Your goal: Every line that includes the word "Borås" is to be listed.

Given records:

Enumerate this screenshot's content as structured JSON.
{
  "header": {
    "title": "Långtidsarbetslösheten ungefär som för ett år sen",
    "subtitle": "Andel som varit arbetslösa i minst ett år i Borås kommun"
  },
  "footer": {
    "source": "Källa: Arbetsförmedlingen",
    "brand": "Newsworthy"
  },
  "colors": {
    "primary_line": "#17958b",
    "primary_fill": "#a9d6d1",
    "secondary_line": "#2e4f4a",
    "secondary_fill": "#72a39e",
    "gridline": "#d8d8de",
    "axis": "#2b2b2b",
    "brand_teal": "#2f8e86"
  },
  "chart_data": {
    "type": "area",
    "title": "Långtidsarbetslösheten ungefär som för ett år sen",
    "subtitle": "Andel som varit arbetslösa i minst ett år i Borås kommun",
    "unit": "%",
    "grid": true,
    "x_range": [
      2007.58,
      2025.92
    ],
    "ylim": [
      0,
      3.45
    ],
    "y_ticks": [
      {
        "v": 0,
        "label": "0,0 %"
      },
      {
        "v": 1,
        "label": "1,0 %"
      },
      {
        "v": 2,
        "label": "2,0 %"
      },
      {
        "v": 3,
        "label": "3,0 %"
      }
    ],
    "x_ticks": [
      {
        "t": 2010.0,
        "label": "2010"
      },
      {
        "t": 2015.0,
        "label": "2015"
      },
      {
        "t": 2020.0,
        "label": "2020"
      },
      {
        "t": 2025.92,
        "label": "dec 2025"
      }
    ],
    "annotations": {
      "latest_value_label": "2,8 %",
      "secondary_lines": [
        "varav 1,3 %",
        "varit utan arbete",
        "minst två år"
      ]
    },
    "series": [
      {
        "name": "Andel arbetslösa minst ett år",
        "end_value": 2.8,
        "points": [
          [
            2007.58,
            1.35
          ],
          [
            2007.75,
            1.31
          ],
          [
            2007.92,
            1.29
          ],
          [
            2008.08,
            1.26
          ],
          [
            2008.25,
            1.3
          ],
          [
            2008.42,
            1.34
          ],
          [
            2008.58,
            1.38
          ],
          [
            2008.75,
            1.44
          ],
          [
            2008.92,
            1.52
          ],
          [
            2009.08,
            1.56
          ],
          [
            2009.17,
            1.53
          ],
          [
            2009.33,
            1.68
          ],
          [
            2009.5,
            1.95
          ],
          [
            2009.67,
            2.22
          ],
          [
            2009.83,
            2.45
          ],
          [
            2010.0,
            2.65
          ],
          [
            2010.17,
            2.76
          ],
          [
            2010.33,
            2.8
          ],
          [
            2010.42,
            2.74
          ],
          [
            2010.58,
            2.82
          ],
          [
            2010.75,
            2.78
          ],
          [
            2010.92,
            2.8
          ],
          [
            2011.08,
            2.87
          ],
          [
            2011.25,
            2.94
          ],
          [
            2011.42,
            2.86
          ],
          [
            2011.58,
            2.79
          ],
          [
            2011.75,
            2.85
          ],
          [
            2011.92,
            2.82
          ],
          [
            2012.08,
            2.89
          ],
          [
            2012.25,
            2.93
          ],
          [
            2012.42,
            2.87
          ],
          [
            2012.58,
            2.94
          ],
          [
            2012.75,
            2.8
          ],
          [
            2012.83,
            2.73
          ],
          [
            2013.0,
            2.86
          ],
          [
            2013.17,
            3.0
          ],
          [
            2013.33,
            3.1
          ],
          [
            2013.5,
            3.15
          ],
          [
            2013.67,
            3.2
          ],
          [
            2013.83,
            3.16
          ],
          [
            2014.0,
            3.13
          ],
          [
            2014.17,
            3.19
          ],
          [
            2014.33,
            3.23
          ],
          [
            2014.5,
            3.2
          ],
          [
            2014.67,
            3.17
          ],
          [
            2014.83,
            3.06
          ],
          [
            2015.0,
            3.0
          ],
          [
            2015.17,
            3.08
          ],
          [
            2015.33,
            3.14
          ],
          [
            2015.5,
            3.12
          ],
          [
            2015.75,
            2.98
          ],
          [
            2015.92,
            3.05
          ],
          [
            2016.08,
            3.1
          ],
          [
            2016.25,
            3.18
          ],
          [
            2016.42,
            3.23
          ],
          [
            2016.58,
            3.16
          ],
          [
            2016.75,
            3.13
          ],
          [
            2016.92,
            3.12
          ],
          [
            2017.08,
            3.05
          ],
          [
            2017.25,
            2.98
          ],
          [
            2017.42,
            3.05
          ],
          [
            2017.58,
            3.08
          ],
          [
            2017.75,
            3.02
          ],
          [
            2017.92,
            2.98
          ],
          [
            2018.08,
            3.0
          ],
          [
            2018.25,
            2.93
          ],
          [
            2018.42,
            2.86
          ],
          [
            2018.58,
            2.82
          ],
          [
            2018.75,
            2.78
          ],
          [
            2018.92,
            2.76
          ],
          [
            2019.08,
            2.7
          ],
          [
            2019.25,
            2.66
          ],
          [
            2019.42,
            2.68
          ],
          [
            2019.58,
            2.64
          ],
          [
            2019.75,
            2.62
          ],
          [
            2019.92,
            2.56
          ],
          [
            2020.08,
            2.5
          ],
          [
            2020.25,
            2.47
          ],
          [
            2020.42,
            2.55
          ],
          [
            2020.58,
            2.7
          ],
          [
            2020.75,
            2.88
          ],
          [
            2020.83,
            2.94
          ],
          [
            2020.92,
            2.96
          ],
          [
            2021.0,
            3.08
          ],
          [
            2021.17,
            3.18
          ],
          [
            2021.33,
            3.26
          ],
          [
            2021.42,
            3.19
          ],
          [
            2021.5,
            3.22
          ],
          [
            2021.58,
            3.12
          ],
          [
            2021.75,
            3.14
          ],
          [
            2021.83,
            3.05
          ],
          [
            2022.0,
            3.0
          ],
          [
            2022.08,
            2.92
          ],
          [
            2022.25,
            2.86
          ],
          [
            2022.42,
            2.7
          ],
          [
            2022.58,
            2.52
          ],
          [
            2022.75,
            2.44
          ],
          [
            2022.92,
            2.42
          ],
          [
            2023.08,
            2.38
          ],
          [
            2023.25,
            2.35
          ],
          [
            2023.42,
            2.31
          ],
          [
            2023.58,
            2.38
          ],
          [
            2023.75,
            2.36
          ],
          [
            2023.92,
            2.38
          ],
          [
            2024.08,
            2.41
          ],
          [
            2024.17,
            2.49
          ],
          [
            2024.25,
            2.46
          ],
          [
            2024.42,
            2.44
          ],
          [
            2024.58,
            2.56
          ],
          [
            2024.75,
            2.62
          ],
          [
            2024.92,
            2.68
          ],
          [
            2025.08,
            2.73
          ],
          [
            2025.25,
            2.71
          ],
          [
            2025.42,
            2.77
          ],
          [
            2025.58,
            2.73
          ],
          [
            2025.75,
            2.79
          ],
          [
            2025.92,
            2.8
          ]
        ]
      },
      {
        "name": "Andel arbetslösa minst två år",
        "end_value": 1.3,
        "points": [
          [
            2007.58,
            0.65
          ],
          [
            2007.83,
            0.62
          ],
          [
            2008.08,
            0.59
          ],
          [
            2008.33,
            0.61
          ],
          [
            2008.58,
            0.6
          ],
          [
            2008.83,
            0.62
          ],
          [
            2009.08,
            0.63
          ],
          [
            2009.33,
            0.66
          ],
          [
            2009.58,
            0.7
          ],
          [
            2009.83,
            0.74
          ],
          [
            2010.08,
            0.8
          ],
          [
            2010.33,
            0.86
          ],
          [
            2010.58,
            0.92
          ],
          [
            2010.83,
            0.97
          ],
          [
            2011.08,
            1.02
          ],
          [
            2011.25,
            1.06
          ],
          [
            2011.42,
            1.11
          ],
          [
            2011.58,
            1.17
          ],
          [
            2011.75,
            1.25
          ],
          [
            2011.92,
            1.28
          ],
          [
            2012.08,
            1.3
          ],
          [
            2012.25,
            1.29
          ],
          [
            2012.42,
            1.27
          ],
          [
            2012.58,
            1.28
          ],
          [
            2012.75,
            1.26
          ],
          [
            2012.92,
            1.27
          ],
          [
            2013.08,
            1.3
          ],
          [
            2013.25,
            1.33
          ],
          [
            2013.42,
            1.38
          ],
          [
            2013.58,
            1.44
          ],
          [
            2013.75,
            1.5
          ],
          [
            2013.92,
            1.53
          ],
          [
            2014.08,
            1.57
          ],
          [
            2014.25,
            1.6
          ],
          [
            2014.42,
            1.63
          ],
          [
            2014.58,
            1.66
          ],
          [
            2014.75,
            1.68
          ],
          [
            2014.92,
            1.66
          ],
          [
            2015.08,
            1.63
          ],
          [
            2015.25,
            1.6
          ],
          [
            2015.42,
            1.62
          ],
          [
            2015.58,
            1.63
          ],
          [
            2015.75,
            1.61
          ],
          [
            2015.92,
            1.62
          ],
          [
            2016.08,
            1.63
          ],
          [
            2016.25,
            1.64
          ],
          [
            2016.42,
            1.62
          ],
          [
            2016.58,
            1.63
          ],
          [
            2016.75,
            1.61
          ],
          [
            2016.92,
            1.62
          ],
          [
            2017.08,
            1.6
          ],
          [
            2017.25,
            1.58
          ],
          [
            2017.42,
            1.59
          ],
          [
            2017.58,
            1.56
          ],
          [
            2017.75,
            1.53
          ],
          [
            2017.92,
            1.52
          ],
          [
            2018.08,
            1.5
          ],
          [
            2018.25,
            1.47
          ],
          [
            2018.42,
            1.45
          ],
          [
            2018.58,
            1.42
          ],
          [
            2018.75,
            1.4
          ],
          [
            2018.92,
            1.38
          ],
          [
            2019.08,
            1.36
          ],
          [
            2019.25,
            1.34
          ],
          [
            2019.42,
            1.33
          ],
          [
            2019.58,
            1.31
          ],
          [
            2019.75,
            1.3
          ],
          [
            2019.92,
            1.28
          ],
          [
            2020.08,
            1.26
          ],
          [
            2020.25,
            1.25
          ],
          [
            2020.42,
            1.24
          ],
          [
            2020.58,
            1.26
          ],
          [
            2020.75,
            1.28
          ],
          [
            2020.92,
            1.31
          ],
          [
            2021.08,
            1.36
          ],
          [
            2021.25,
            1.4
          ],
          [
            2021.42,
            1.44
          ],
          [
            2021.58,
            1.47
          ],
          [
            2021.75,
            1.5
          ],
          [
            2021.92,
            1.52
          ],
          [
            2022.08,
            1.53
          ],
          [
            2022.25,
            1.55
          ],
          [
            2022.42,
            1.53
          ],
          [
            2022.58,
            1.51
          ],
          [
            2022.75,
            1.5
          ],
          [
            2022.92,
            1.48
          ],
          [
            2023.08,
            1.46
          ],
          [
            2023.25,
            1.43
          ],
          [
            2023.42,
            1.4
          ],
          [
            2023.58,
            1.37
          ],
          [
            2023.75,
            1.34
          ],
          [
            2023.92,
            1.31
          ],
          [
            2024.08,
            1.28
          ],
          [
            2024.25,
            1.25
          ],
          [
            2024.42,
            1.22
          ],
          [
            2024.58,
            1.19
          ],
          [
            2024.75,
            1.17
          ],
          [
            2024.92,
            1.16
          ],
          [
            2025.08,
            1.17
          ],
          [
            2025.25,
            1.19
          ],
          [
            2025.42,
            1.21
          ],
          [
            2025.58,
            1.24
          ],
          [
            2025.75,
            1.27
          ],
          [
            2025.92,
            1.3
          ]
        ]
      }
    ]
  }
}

Right answer:
    "subtitle": "Andel som varit arbetslösa i minst ett år i Borås kommun"
    "subtitle": "Andel som varit arbetslösa i minst ett år i Borås kommun",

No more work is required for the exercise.